**WRITTEN PROBLEM:**
Output the records exactly. Include every line.

(Data items)
■ ■ ■ ■ ■ ■ ■
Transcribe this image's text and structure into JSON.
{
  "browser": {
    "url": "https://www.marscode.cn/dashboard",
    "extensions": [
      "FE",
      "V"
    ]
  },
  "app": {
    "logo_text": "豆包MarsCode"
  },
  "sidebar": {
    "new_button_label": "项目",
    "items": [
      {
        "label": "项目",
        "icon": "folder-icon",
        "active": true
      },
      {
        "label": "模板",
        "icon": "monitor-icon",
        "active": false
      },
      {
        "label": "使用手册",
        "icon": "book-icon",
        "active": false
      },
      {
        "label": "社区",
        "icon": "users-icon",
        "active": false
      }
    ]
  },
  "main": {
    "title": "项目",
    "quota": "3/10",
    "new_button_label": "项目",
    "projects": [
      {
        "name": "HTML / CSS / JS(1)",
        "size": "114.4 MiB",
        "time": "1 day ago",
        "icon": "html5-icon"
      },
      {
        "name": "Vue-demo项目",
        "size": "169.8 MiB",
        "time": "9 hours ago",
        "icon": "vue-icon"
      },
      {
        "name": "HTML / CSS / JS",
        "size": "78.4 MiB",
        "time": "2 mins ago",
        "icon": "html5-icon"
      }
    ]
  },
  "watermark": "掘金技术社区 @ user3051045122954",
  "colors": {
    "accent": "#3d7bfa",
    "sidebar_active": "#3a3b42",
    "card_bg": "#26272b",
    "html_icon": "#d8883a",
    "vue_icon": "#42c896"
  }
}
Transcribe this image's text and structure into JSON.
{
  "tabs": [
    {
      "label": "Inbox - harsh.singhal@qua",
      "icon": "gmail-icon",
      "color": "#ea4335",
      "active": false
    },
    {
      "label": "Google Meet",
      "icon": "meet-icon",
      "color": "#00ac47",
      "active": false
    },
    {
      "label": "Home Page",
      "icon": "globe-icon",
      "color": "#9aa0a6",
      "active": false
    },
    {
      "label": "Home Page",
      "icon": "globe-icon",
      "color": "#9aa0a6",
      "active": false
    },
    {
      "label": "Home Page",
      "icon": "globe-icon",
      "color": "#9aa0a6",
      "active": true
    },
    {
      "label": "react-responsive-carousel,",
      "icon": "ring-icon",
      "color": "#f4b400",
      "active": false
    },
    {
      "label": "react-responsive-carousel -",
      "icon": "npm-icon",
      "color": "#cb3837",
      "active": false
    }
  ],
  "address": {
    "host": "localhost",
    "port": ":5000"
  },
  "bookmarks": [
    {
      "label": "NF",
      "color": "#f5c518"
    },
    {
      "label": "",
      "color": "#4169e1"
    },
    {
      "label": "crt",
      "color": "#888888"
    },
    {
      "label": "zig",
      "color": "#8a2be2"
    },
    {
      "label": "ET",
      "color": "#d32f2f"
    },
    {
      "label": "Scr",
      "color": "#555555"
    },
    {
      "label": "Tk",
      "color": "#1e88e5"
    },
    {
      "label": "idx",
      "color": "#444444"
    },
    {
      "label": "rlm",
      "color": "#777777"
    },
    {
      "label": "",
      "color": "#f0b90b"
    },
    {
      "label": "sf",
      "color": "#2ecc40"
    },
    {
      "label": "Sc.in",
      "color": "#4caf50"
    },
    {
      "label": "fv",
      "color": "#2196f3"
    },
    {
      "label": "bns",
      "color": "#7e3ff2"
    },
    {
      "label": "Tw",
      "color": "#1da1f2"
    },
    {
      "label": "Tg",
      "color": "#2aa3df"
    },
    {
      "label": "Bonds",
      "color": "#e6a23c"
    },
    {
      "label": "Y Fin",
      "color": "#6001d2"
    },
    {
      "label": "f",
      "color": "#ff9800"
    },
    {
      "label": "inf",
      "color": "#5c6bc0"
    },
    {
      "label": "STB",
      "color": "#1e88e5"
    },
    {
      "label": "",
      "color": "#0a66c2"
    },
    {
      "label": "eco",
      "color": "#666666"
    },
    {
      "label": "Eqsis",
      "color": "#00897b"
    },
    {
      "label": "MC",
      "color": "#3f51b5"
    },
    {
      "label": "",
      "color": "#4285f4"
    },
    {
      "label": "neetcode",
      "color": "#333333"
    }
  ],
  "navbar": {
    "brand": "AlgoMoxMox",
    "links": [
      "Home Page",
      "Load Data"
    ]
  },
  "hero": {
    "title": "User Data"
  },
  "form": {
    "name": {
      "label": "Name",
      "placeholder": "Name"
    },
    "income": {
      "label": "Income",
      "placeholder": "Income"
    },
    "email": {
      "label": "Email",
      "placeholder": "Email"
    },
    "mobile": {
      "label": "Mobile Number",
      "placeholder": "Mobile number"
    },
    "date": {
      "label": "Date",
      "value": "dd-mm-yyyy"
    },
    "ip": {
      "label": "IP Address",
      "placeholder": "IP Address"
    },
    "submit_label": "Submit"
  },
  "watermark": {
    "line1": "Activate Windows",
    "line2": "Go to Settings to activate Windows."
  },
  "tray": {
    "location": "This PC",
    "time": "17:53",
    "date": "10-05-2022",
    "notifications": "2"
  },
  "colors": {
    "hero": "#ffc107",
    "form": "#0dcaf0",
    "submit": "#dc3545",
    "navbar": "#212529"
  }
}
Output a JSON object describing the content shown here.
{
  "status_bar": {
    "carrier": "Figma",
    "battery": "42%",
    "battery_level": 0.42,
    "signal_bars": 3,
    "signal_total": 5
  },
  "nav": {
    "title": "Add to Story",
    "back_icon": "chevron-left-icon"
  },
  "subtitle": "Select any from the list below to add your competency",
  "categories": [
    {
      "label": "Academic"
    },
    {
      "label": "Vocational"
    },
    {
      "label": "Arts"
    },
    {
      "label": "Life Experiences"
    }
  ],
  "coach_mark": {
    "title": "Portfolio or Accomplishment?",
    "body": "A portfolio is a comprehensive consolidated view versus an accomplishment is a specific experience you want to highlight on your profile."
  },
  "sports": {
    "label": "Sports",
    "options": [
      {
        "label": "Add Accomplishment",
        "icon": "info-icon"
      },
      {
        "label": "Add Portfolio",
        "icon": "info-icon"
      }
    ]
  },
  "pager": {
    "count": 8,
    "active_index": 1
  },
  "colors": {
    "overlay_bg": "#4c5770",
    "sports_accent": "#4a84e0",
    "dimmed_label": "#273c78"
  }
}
■ ■ ■ ■ ■ ■ ■
**TASK OUTPUT:**
Transcribe this image's text and structure into JSON.
{
  "browser": {
    "url": "https://www.marscode.cn/dashboard",
    "extensions": [
      "FE",
      "V"
    ]
  },
  "app": {
    "logo_text": "豆包MarsCode"
  },
  "sidebar": {
    "new_button_label": "项目",
    "items": [
      {
        "label": "项目",
        "icon": "folder-icon",
        "active": true
      },
      {
        "label": "模板",
        "icon": "monitor-icon",
        "active": false
      },
      {
        "label": "使用手册",
        "icon": "book-icon",
        "active": false
      },
      {
        "label": "社区",
        "icon": "users-icon",
        "active": false
      }
    ]
  },
  "main": {
    "title": "项目",
    "quota": "3/10",
    "new_button_label": "项目",
    "projects": [
      {
        "name": "HTML / CSS / JS(1)",
        "size": "114.4 MiB",
        "time": "1 day ago",
        "icon": "html5-icon"
      },
      {
        "name": "Vue-demo项目",
        "size": "169.8 MiB",
        "time": "9 hours ago",
        "icon": "vue-icon"
      },
      {
        "name": "HTML / CSS / JS",
        "size": "78.4 MiB",
        "time": "2 mins ago",
        "icon": "html5-icon"
      }
    ]
  },
  "watermark": "掘金技术社区 @ user3051045122954",
  "colors": {
    "accent": "#3d7bfa",
    "sidebar_active": "#3a3b42",
    "card_bg": "#26272b",
    "html_icon": "#d8883a",
    "vue_icon": "#42c896"
  }
}
Transcribe this image's text and structure into JSON.
{
  "tabs": [
    {
      "label": "Inbox - harsh.singhal@qua",
      "icon": "gmail-icon",
      "color": "#ea4335",
      "active": false
    },
    {
      "label": "Google Meet",
      "icon": "meet-icon",
      "color": "#00ac47",
      "active": false
    },
    {
      "label": "Home Page",
      "icon": "globe-icon",
      "color": "#9aa0a6",
      "active": false
    },
    {
      "label": "Home Page",
      "icon": "globe-icon",
      "color": "#9aa0a6",
      "active": false
    },
    {
      "label": "Home Page",
      "icon": "globe-icon",
      "color": "#9aa0a6",
      "active": true
    },
    {
      "label": "react-responsive-carousel,",
      "icon": "ring-icon",
      "color": "#f4b400",
      "active": false
    },
    {
      "label": "react-responsive-carousel -",
      "icon": "npm-icon",
      "color": "#cb3837",
      "active": false
    }
  ],
  "address": {
    "host": "localhost",
    "port": ":5000"
  },
  "bookmarks": [
    {
      "label": "NF",
      "color": "#f5c518"
    },
    {
      "label": "",
      "color": "#4169e1"
    },
    {
      "label": "crt",
      "color": "#888888"
    },
    {
      "label": "zig",
      "color": "#8a2be2"
    },
    {
      "label": "ET",
      "color": "#d32f2f"
    },
    {
      "label": "Scr",
      "color": "#555555"
    },
    {
      "label": "Tk",
      "color": "#1e88e5"
    },
    {
      "label": "idx",
      "color": "#444444"
    },
    {
      "label": "rlm",
      "color": "#777777"
    },
    {
      "label": "",
      "color": "#f0b90b"
    },
    {
      "label": "sf",
      "color": "#2ecc40"
    },
    {
      "label": "Sc.in",
      "color": "#4caf50"
    },
    {
      "label": "fv",
      "color": "#2196f3"
    },
    {
      "label": "bns",
      "color": "#7e3ff2"
    },
    {
      "label": "Tw",
      "color": "#1da1f2"
    },
    {
      "label": "Tg",
      "color": "#2aa3df"
    },
    {
      "label": "Bonds",
      "color": "#e6a23c"
    },
    {
      "label": "Y Fin",
      "color": "#6001d2"
    },
    {
      "label": "f",
      "color": "#ff9800"
    },
    {
      "label": "inf",
      "color": "#5c6bc0"
    },
    {
      "label": "STB",
      "color": "#1e88e5"
    },
    {
      "label": "",
      "color": "#0a66c2"
    },
    {
      "label": "eco",
      "color": "#666666"
    },
    {
      "label": "Eqsis",
      "color": "#00897b"
    },
    {
      "label": "MC",
      "color": "#3f51b5"
    },
    {
      "label": "",
      "color": "#4285f4"
    },
    {
      "label": "neetcode",
      "color": "#333333"
    }
  ],
  "navbar": {
    "brand": "AlgoMoxMox",
    "links": [
      "Home Page",
      "Load Data"
    ]
  },
  "hero": {
    "title": "User Data"
  },
  "form": {
    "name": {
      "label": "Name",
      "placeholder": "Name"
    },
    "income": {
      "label": "Income",
      "placeholder": "Income"
    },
    "email": {
      "label": "Email",
      "placeholder": "Email"
    },
    "mobile": {
      "label": "Mobile Number",
      "placeholder": "Mobile number"
    },
    "date": {
      "label": "Date",
      "value": "dd-mm-yyyy"
    },
    "ip": {
      "label": "IP Address",
      "placeholder": "IP Address"
    },
    "submit_label": "Submit"
  },
  "watermark": {
    "line1": "Activate Windows",
    "line2": "Go to Settings to activate Windows."
  },
  "tray": {
    "location": "This PC",
    "time": "17:53",
    "date": "10-05-2022",
    "notifications": "2"
  },
  "colors": {
    "hero": "#ffc107",
    "form": "#0dcaf0",
    "submit": "#dc3545",
    "navbar": "#212529"
  }
}
Output a JSON object describing the content shown here.
{
  "status_bar": {
    "carrier": "Figma",
    "battery": "42%",
    "battery_level": 0.42,
    "signal_bars": 3,
    "signal_total": 5
  },
  "nav": {
    "title": "Add to Story",
    "back_icon": "chevron-left-icon"
  },
  "subtitle": "Select any from the list below to add your competency",
  "categories": [
    {
      "label": "Academic"
    },
    {
      "label": "Vocational"
    },
    {
      "label": "Arts"
    },
    {
      "label": "Life Experiences"
    }
  ],
  "coach_mark": {
    "title": "Portfolio or Accomplishment?",
    "body": "A portfolio is a comprehensive consolidated view versus an accomplishment is a specific experience you want to highlight on your profile."
  },
  "sports": {
    "label": "Sports",
    "options": [
      {
        "label": "Add Accomplishment",
        "icon": "info-icon"
      },
      {
        "label": "Add Portfolio",
        "icon": "info-icon"
      }
    ]
  },
  "pager": {
    "count": 8,
    "active_index": 1
  },
  "colors": {
    "overlay_bg": "#4c5770",
    "sports_accent": "#4a84e0",
    "dimmed_label": "#273c78"
  }
}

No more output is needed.